# What you are asked to do:
Reproduce the listing verbatim.

# Record excerpts:
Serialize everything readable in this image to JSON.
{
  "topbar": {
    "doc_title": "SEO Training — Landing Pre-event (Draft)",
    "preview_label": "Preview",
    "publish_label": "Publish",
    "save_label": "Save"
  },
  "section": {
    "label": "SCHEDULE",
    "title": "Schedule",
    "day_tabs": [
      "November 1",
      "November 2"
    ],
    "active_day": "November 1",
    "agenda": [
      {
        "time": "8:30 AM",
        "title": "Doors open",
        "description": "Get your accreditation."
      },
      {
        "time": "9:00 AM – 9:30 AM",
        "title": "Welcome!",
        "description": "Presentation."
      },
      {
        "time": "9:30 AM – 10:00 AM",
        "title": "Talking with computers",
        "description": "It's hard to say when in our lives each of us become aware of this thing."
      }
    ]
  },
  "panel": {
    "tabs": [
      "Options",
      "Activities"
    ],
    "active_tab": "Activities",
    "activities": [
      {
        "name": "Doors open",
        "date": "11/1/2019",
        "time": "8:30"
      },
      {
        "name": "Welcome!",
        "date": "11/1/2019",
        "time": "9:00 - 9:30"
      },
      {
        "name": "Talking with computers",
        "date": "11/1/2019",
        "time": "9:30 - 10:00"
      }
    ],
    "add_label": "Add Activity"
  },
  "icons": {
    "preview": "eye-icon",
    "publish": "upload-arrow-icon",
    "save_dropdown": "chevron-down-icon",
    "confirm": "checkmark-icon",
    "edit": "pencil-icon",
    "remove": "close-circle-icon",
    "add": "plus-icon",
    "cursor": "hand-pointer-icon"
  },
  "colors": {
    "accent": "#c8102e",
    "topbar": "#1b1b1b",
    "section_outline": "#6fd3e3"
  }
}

# Solution to this task:
Serialize everything readable in this image to JSON.
{
  "topbar": {
    "doc_title": "SEO Training — Landing Pre-event (Draft)",
    "preview_label": "Preview",
    "publish_label": "Publish",
    "save_label": "Save"
  },
  "section": {
    "label": "SCHEDULE",
    "title": "Schedule",
    "day_tabs": [
      "November 1",
      "November 2"
    ],
    "active_day": "November 1",
    "agenda": [
      {
        "time": "8:30 AM",
        "title": "Doors open",
        "description": "Get your accreditation."
      },
      {
        "time": "9:00 AM – 9:30 AM",
        "title": "Welcome!",
        "description": "Presentation."
      },
      {
        "time": "9:30 AM – 10:00 AM",
        "title": "Talking with computers",
        "description": "It's hard to say when in our lives each of us become aware of this thing."
      }
    ]
  },
  "panel": {
    "tabs": [
      "Options",
      "Activities"
    ],
    "active_tab": "Activities",
    "activities": [
      {
        "name": "Doors open",
        "date": "11/1/2019",
        "time": "8:30"
      },
      {
        "name": "Welcome!",
        "date": "11/1/2019",
        "time": "9:00 - 9:30"
      },
      {
        "name": "Talking with computers",
        "date": "11/1/2019",
        "time": "9:30 - 10:00"
      }
    ],
    "add_label": "Add Activity"
  },
  "icons": {
    "preview": "eye-icon",
    "publish": "upload-arrow-icon",
    "save_dropdown": "chevron-down-icon",
    "confirm": "checkmark-icon",
    "edit": "pencil-icon",
    "remove": "close-circle-icon",
    "add": "plus-icon",
    "cursor": "hand-pointer-icon"
  },
  "colors": {
    "accent": "#c8102e",
    "topbar": "#1b1b1b",
    "section_outline": "#6fd3e3"
  }
}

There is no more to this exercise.